Task statement: Quote the records below in full, exactly as given, with the images taken out.

Material for this exercise:
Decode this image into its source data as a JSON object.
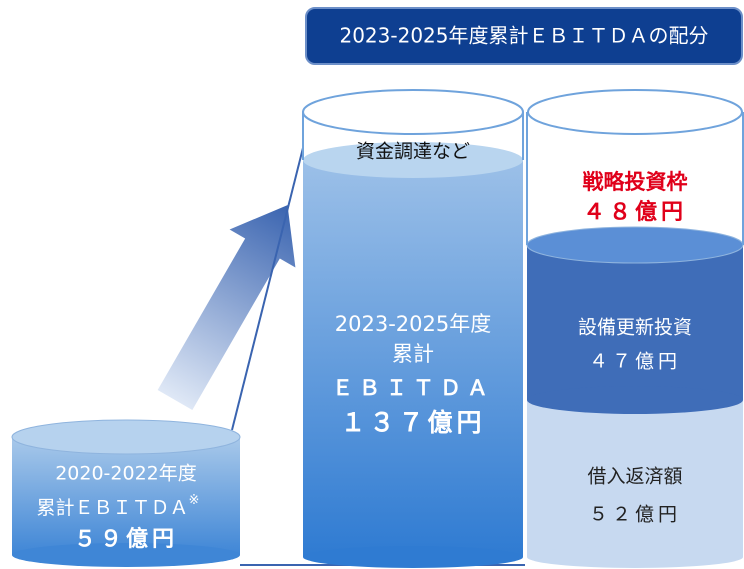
{
  "header": {
    "title": "2023-2025年度累計ＥＢＩＴＤＡの配分"
  },
  "cylinders": [
    {
      "lines": [
        "2020-2022年度",
        "累計ＥＢＩＴＤＡ",
        "５９億円"
      ],
      "note": "※"
    },
    {
      "top_label": "資金調達など",
      "lines": [
        "2023-2025年度",
        "累計",
        "ＥＢＩＴＤＡ",
        "１３７億円"
      ]
    },
    {
      "segments": [
        {
          "lines": [
            "戦略投資枠",
            "４８億円"
          ]
        },
        {
          "lines": [
            "設備更新投資",
            "４７億円"
          ]
        },
        {
          "lines": [
            "借入返済額",
            "５２億円"
          ]
        }
      ]
    }
  ]
}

Solution for this task:
Decode this image into its source data as a JSON object.
{
  "header": {
    "title": "2023-2025年度累計ＥＢＩＴＤＡの配分"
  },
  "cylinders": [
    {
      "lines": [
        "2020-2022年度",
        "累計ＥＢＩＴＤＡ",
        "５９億円"
      ],
      "note": "※"
    },
    {
      "top_label": "資金調達など",
      "lines": [
        "2023-2025年度",
        "累計",
        "ＥＢＩＴＤＡ",
        "１３７億円"
      ]
    },
    {
      "segments": [
        {
          "lines": [
            "戦略投資枠",
            "４８億円"
          ]
        },
        {
          "lines": [
            "設備更新投資",
            "４７億円"
          ]
        },
        {
          "lines": [
            "借入返済額",
            "５２億円"
          ]
        }
      ]
    }
  ]
}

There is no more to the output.